**WHAT YOU NEED TO DO:** Tally the lines in the data that follows that include the word "true", and report nothing but the total.

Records
○ ○ ○ ○ ○
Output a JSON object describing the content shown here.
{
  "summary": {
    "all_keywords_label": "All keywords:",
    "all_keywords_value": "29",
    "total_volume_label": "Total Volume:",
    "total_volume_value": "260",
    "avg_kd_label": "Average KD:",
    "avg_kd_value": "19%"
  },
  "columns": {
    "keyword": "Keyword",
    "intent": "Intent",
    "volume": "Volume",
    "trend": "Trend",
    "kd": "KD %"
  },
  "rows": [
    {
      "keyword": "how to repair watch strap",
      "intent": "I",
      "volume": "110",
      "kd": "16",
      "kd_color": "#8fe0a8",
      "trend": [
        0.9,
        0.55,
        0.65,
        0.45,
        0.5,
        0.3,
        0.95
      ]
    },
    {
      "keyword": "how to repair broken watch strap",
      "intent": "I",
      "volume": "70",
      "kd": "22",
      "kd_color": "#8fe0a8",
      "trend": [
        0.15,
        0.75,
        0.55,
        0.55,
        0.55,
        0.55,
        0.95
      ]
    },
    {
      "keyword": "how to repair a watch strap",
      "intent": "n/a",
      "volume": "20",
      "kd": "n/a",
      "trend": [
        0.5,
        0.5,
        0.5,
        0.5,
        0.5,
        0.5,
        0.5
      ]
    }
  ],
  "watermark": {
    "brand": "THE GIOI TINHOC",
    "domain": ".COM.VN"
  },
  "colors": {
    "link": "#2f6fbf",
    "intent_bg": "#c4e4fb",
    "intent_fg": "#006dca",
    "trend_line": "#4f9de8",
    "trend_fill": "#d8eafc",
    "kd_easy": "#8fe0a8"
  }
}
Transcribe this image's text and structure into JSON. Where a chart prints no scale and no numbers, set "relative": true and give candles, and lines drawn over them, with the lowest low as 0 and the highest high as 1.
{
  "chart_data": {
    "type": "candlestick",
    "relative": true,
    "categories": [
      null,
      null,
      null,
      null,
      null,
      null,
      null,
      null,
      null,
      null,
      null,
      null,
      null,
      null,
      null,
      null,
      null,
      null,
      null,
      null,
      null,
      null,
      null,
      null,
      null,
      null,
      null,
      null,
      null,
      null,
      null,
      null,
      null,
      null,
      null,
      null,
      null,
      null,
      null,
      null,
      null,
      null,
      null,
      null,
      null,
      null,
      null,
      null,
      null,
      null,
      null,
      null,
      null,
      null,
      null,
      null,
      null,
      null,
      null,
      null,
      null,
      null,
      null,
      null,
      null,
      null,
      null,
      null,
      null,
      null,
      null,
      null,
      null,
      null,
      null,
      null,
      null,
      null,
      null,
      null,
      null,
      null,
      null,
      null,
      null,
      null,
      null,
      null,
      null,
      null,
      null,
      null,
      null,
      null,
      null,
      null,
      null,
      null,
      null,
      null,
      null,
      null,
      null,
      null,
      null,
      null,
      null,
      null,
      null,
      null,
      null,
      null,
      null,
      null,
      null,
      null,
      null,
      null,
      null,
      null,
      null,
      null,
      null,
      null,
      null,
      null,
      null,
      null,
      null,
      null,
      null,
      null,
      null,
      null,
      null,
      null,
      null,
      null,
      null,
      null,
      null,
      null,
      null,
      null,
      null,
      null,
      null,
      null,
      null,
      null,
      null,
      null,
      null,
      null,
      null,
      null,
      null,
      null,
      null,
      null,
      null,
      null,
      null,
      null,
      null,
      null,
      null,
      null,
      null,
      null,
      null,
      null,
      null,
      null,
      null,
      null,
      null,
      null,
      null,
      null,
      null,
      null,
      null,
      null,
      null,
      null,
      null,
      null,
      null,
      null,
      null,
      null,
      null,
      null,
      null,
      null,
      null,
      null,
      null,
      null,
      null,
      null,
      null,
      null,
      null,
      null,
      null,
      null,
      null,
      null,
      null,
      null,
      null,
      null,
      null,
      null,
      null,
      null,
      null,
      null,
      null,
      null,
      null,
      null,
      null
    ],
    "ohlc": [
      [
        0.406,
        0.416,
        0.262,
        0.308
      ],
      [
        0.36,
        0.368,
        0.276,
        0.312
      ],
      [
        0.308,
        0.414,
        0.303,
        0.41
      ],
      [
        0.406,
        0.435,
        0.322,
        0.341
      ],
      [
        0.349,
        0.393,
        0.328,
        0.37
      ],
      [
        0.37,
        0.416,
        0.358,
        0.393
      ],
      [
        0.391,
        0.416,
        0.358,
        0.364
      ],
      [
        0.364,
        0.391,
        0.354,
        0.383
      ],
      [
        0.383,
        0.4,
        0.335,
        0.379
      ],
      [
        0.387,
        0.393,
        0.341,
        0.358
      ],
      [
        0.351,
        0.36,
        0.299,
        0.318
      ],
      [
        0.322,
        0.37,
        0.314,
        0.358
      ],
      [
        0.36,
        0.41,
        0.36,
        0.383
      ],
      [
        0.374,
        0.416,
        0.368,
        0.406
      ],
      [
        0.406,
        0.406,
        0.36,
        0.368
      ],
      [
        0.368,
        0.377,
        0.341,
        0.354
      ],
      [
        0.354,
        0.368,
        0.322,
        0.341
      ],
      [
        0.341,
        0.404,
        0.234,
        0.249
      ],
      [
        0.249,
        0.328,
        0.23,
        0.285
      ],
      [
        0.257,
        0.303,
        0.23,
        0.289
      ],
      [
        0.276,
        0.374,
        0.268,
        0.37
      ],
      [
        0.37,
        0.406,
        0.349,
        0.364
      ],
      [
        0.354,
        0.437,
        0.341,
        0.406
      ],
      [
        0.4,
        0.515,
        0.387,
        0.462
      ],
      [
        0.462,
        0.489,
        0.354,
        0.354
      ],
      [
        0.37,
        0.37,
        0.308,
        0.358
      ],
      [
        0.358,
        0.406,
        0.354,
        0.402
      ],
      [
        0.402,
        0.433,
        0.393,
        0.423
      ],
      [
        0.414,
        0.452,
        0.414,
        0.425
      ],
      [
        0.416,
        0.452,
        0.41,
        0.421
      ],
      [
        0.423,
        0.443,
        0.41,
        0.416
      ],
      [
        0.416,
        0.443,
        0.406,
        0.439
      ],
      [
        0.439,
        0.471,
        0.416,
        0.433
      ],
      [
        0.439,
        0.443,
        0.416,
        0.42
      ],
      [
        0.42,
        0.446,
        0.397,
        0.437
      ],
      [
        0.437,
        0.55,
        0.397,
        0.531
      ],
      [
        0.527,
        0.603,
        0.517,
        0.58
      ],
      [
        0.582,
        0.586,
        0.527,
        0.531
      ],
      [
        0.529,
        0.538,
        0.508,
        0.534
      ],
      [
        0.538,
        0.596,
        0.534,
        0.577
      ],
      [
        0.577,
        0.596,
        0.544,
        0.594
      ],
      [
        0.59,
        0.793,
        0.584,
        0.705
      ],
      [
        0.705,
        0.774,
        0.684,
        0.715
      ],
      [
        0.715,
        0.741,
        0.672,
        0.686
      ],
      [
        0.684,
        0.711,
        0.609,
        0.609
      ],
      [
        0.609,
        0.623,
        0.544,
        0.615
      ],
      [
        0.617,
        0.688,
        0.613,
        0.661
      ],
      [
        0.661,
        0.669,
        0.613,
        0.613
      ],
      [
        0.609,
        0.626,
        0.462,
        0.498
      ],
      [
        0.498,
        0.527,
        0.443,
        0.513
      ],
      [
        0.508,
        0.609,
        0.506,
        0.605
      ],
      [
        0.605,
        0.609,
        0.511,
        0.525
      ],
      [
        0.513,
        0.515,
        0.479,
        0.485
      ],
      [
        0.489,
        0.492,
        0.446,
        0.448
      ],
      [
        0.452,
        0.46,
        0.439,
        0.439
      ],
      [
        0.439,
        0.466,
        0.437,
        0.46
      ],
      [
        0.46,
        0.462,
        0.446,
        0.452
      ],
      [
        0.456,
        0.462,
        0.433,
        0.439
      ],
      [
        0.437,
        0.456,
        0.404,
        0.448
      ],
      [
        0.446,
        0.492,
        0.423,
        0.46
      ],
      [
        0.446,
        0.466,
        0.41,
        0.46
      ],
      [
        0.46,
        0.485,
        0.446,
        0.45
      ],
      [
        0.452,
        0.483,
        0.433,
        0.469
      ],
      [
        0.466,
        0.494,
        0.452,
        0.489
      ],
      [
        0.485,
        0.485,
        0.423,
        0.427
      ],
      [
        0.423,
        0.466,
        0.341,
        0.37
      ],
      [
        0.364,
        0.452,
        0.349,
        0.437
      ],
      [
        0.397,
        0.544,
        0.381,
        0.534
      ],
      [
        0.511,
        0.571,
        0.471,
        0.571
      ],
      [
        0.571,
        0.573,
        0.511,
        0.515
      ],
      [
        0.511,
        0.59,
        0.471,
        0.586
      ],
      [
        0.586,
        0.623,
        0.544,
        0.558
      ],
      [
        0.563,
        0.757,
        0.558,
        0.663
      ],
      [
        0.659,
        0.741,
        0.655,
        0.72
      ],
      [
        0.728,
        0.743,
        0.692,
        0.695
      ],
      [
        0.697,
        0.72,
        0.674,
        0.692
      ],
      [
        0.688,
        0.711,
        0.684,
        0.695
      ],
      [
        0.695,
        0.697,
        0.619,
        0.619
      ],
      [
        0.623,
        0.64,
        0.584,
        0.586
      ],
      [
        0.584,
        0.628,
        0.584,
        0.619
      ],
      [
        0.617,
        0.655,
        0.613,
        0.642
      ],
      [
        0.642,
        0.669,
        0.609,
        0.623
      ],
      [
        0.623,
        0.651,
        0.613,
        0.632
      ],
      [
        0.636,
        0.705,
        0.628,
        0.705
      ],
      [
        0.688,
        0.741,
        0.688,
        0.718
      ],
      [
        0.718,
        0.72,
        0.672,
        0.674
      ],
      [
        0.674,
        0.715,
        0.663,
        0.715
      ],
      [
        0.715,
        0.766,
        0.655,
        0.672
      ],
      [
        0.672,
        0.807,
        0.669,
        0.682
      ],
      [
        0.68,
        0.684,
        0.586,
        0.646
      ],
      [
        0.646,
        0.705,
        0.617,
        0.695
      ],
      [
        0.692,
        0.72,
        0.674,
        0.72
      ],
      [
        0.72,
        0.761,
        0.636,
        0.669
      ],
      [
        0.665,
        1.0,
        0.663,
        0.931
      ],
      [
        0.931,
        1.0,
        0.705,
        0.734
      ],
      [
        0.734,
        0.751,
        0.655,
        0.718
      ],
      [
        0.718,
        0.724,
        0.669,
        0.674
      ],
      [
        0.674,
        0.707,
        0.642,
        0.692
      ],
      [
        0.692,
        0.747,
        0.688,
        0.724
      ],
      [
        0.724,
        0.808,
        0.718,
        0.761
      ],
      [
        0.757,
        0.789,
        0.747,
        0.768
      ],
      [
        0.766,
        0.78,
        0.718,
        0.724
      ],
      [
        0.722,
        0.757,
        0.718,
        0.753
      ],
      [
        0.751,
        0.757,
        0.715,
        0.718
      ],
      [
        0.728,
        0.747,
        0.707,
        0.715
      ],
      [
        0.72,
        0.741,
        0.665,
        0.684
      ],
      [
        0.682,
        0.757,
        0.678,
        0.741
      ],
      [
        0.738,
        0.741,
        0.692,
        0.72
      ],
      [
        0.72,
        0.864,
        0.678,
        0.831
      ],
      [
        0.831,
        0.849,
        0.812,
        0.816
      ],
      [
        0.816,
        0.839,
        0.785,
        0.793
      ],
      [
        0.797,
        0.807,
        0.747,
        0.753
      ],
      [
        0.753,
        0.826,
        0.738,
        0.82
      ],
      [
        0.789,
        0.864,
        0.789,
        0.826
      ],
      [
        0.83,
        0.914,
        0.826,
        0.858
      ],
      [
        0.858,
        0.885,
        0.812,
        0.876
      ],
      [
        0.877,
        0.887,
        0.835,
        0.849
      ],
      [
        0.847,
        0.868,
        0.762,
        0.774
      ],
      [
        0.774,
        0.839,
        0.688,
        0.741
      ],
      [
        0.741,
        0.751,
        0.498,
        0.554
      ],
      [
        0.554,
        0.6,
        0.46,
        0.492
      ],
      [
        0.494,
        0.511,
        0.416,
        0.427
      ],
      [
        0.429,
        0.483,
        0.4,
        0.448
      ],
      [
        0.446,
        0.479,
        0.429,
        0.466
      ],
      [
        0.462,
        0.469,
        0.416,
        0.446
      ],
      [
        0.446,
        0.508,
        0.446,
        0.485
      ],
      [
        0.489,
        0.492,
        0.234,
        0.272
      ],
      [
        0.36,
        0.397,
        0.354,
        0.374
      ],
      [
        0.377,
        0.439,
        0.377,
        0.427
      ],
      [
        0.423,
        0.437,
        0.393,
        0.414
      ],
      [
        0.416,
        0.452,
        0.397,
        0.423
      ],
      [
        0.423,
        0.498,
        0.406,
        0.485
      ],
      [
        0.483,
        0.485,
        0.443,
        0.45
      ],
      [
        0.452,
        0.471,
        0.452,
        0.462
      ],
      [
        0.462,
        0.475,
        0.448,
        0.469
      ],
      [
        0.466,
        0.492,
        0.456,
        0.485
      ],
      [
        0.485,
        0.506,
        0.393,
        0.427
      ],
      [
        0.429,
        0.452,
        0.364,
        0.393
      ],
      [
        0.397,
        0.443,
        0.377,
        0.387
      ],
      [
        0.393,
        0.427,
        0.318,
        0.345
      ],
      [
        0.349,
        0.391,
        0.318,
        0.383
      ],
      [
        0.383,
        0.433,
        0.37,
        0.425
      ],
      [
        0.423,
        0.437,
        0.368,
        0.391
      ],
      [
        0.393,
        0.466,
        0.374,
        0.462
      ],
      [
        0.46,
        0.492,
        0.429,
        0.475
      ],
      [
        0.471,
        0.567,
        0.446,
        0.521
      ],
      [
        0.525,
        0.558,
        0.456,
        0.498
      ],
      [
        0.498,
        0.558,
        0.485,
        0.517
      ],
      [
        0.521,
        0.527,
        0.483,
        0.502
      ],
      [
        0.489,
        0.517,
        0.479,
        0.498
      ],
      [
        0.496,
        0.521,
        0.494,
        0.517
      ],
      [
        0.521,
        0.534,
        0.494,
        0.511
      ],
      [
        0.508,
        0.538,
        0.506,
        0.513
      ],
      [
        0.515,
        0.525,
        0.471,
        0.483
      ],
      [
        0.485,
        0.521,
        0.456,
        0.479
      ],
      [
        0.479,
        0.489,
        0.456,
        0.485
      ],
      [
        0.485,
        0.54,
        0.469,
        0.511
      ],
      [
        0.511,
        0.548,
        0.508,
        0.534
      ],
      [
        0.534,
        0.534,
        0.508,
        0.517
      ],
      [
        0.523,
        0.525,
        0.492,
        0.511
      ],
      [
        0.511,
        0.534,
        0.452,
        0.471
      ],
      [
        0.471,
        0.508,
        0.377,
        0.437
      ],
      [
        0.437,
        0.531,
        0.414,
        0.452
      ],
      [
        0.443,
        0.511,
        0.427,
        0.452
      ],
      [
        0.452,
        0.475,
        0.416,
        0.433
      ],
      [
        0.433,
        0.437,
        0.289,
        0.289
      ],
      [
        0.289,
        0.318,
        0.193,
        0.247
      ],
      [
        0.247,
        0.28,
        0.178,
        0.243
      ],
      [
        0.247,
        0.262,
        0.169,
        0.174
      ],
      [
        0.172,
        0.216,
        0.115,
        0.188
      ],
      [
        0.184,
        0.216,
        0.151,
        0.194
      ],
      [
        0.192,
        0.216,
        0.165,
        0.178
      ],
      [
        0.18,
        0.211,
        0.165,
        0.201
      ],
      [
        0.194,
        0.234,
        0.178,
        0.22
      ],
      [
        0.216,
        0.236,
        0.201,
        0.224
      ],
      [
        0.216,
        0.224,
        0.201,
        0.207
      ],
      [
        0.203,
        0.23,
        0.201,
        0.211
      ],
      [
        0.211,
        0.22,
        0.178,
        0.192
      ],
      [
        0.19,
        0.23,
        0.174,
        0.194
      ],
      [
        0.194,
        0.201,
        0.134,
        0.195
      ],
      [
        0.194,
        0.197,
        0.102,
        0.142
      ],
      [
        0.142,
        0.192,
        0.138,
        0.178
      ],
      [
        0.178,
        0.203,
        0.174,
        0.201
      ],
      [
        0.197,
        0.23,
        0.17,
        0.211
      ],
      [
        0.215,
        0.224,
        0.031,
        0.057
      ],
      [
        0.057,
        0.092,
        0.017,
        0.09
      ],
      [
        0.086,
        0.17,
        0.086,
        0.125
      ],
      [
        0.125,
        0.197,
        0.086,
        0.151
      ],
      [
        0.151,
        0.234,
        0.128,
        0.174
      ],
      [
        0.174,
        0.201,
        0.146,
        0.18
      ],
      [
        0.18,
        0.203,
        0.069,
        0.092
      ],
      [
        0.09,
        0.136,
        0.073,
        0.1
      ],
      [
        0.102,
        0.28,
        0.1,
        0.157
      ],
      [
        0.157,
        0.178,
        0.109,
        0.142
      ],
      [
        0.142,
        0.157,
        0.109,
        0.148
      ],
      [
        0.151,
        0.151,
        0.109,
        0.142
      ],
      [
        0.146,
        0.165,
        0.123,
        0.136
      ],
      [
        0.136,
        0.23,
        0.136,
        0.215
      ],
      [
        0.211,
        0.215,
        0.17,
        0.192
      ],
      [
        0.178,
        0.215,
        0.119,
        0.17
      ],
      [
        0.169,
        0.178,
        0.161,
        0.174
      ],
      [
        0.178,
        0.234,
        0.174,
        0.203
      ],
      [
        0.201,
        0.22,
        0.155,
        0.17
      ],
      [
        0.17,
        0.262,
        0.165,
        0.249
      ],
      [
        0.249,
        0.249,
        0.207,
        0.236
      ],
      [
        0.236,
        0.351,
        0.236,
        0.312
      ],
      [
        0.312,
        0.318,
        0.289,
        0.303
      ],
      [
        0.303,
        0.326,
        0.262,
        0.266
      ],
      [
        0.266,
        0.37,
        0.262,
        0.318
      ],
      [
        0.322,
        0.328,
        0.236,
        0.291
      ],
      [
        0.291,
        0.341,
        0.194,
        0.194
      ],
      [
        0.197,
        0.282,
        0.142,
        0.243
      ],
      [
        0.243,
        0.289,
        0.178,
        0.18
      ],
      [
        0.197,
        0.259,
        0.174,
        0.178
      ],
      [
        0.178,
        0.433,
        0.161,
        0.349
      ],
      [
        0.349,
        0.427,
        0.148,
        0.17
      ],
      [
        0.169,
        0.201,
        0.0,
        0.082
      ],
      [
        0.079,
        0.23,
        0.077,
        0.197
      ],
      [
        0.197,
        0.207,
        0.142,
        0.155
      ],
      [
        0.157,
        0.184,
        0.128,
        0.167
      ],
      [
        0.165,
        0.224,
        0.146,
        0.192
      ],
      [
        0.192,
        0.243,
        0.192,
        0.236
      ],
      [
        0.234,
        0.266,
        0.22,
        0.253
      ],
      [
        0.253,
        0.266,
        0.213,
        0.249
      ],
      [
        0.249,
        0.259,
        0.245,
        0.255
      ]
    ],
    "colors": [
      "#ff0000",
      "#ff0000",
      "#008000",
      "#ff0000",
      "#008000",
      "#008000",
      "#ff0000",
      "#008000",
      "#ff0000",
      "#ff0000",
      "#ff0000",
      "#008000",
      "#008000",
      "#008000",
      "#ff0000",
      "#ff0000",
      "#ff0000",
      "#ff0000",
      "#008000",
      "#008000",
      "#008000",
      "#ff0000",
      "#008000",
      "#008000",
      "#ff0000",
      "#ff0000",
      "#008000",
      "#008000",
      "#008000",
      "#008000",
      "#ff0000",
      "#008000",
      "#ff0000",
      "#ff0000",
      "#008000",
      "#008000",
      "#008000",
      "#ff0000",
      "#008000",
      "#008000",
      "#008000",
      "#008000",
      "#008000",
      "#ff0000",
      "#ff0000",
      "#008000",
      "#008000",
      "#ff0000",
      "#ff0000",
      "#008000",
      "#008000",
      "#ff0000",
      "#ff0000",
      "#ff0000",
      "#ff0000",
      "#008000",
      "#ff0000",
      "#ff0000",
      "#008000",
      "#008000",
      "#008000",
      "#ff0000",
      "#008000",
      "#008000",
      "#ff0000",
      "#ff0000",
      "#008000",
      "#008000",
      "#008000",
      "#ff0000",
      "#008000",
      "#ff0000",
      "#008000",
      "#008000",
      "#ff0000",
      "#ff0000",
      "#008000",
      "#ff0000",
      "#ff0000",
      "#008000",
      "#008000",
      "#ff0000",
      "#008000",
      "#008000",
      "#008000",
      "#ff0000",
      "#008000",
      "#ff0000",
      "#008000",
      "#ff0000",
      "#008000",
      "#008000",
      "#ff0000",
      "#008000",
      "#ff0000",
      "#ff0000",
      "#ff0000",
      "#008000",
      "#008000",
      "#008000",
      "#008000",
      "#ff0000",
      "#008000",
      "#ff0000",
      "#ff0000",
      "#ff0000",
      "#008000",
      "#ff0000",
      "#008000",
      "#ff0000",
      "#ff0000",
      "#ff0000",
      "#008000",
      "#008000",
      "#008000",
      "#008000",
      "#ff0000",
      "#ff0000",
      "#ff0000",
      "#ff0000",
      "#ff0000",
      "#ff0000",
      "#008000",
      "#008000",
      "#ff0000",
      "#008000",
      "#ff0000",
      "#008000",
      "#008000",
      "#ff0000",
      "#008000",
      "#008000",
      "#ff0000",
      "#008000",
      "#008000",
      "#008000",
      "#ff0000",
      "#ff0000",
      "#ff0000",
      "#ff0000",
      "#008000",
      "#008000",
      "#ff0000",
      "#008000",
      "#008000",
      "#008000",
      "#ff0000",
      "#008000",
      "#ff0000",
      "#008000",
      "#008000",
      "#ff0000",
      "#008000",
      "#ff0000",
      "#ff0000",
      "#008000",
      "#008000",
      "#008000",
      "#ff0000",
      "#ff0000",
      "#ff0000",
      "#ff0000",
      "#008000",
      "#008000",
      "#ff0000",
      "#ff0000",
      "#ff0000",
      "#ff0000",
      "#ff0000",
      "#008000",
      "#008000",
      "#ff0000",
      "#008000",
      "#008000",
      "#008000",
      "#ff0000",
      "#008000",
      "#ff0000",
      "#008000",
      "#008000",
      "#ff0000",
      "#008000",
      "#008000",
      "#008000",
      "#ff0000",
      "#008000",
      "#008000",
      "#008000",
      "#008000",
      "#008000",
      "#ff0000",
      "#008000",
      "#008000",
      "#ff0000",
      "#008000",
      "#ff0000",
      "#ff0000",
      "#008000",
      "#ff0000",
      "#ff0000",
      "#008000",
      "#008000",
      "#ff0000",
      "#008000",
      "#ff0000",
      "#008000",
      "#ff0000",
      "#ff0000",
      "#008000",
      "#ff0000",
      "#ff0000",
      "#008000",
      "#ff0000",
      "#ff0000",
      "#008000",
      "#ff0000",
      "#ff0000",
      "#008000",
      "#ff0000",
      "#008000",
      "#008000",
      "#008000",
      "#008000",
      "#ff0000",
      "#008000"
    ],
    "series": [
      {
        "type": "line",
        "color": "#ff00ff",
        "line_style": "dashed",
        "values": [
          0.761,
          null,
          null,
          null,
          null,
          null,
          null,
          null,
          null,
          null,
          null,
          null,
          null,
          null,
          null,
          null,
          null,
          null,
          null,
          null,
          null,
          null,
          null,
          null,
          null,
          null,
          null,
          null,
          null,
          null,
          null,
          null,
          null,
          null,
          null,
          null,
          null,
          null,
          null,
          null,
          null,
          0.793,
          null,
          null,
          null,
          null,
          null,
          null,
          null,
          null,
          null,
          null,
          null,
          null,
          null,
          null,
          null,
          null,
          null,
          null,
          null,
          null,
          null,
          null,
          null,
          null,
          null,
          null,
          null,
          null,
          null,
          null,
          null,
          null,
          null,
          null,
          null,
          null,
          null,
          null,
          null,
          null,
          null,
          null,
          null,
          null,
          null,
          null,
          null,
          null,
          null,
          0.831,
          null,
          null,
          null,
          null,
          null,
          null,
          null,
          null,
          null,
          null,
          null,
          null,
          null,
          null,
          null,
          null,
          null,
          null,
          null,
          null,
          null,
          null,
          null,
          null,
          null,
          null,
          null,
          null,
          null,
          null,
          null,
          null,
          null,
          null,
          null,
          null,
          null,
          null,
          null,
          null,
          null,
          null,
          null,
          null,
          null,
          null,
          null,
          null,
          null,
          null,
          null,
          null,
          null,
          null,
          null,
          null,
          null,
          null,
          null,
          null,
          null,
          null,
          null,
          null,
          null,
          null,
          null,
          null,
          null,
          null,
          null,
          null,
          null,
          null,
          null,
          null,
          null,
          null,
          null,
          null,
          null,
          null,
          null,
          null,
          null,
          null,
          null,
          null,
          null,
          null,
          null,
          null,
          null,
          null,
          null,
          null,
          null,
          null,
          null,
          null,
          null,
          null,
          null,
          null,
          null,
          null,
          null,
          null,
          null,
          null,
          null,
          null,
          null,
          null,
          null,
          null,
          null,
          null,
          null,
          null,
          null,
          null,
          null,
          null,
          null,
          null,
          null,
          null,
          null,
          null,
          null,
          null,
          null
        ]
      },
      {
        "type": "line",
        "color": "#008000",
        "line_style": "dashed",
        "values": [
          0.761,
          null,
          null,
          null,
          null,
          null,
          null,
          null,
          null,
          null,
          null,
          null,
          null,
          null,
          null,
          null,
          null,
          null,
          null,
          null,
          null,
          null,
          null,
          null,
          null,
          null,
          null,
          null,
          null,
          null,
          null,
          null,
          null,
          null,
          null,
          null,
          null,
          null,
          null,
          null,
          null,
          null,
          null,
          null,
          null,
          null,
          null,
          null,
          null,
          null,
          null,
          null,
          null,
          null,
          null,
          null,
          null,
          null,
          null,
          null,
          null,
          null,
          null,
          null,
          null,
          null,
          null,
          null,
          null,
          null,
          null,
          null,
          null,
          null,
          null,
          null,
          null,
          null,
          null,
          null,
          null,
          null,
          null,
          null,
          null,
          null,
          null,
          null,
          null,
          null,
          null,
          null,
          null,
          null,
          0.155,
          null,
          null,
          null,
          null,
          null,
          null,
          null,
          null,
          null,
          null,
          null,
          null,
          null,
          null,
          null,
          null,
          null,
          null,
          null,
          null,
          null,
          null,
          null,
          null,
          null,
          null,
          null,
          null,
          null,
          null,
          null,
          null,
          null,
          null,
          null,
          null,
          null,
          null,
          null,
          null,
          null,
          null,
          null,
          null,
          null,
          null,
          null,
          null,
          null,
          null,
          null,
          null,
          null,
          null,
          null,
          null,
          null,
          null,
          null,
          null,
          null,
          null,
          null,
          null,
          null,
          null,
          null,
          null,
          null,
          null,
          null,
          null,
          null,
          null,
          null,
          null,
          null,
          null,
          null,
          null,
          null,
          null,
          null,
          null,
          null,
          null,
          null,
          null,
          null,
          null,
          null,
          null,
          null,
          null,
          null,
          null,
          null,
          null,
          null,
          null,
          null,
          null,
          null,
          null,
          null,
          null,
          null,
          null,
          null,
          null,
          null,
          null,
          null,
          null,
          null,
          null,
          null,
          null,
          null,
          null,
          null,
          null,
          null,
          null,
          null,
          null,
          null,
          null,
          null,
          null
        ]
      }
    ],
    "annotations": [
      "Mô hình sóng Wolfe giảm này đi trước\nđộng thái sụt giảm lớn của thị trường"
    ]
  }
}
○ ○ ○ ○ ○
**FINISHED ANSWER:** 2